- Required task
The response letter below reports cash transfer figures for several years ended December 31. List each of those years.

Response: In response to the Staff’s comment, we revised our disclosure on the cover page of Amendment No. 2 to the Registration Statement, to describe how cash is transferred through our organization. Specifically, Kaixin Auto Holdings transfers cash to its wholly-owned Hong Kong subsidiaries, by making capital contributions or providing loans, and the Hong Kong subsidiaries transfer cash to the subsidiaries in China by making capital contributions or providing loans to them. Because Kaixin and its subsidiaries control the VIEs through contractual arrangements and not through equity ownership, they are not able to make direct capital contribution to the VIEs and their subsidiaries. However, they may transfer cash to the VIEs by loans or by making payment to the VIEs for inter-group transactions.

 

We also provided the transfers which have been made to date between the holding company, its subsidiaries, and the consolidated VIEs. For the years ended December 31, 2019, 2020 and 2021, the VIEs received financial support for daily operation of nil, nil, and US$3.88 million from our subsidiaries, and our subsidiaries received financial support of nil, nil and US$3.90 million from the VIEs and their subsidiaries, respectively. For the years ended December 31, 2019, 2020 and 2021, no assets other than cash were transferred through our organization. For the years ended December 31, 2019, 2020 and 2021, no dividends or distributions were made to Kaixin by our subsidiaries. The Company does not intend to make dividends payment or settle the amounts owed under the VIE agreements in the foreseeable future in order to reserve the funds for its business operations and growth.

 

Additionally, we provided cross-references to the condensed consolidating schedule and the consolidated financial statements

  

  4. To the extent you have cash management policies that dictate how funds are transferred between you, your subsidiaries, the consolidated VIEs or investors, summarize the policies on your cover page and in the prospectus summary, and disclose the source of such policies (e.g., whether they are contractual in nature, pursuant to regulations, etc.); alternatively, state on the cover page and in the prospectus summary that you have no such cash management policies that dictate how funds are transferred. Provide a cross reference on the cover page to the discussion of this issue in the prospectus summary.

 

Response: In response to the Staff’s comment, we revised our disclosure on the cover page and page 13 of Amendment No. 2 to the Registration Statement, to state that the Company does not have a formal cash management policy in place that dictates how funds shall be transferred between the Company, its subsidiaries and the VIEs and its subsidiaries or investors. Cash transfers are made among the parties based on business needs in compliance of relevant PRC laws and regulations.

- Raw data
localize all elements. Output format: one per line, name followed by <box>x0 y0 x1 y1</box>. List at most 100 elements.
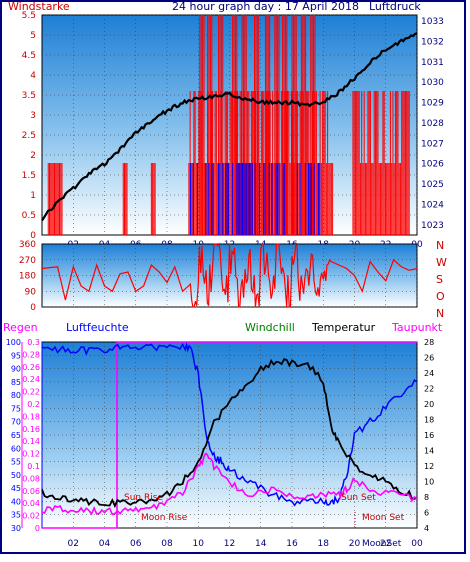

- Output for this task
2019, 2020, 2021